RECORDS PROVIDED —

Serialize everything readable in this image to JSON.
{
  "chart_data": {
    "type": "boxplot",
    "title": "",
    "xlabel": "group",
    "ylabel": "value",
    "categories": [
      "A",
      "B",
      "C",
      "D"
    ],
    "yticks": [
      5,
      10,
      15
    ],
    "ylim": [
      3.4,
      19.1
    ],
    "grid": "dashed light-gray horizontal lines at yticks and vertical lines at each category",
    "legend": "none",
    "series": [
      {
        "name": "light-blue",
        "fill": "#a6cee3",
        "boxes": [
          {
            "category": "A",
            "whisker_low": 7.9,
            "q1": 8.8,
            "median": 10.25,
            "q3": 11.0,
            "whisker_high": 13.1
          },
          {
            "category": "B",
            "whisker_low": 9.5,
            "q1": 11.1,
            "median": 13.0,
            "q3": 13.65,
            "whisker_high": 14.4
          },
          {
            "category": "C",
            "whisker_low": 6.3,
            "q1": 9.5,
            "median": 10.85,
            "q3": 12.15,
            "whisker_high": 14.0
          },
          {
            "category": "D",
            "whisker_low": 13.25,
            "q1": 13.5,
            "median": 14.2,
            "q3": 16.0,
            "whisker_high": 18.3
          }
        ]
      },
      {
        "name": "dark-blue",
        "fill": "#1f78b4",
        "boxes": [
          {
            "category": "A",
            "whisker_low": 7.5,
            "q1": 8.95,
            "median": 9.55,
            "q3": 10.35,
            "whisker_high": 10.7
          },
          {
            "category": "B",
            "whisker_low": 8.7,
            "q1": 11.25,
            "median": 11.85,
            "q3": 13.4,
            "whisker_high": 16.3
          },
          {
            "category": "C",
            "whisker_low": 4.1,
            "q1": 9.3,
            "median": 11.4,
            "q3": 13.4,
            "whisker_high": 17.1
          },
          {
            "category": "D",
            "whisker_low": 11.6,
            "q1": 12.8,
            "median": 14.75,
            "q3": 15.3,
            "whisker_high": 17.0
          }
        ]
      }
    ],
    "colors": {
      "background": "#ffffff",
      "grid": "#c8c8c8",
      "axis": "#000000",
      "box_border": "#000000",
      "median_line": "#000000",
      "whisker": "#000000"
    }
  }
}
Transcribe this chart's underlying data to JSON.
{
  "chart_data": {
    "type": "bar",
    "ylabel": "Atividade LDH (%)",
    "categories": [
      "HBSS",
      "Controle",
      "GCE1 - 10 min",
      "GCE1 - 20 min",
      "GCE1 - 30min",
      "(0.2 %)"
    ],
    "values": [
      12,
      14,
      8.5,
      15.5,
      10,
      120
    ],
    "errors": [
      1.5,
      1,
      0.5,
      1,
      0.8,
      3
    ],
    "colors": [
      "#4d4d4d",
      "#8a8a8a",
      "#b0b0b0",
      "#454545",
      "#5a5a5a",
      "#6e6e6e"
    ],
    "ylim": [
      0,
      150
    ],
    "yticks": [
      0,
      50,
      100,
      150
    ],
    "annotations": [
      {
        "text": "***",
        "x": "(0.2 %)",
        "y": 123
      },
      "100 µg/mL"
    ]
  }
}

EXERCISE BRIEF — Write out once more the lines above beginning at the line with "Transcribe this chart's"; continue through the final line and stop there.

WRITTEN ANSWER —
Transcribe this chart's underlying data to JSON.
{
  "chart_data": {
    "type": "bar",
    "ylabel": "Atividade LDH (%)",
    "categories": [
      "HBSS",
      "Controle",
      "GCE1 - 10 min",
      "GCE1 - 20 min",
      "GCE1 - 30min",
      "(0.2 %)"
    ],
    "values": [
      12,
      14,
      8.5,
      15.5,
      10,
      120
    ],
    "errors": [
      1.5,
      1,
      0.5,
      1,
      0.8,
      3
    ],
    "colors": [
      "#4d4d4d",
      "#8a8a8a",
      "#b0b0b0",
      "#454545",
      "#5a5a5a",
      "#6e6e6e"
    ],
    "ylim": [
      0,
      150
    ],
    "yticks": [
      0,
      50,
      100,
      150
    ],
    "annotations": [
      {
        "text": "***",
        "x": "(0.2 %)",
        "y": 123
      },
      "100 µg/mL"
    ]
  }
}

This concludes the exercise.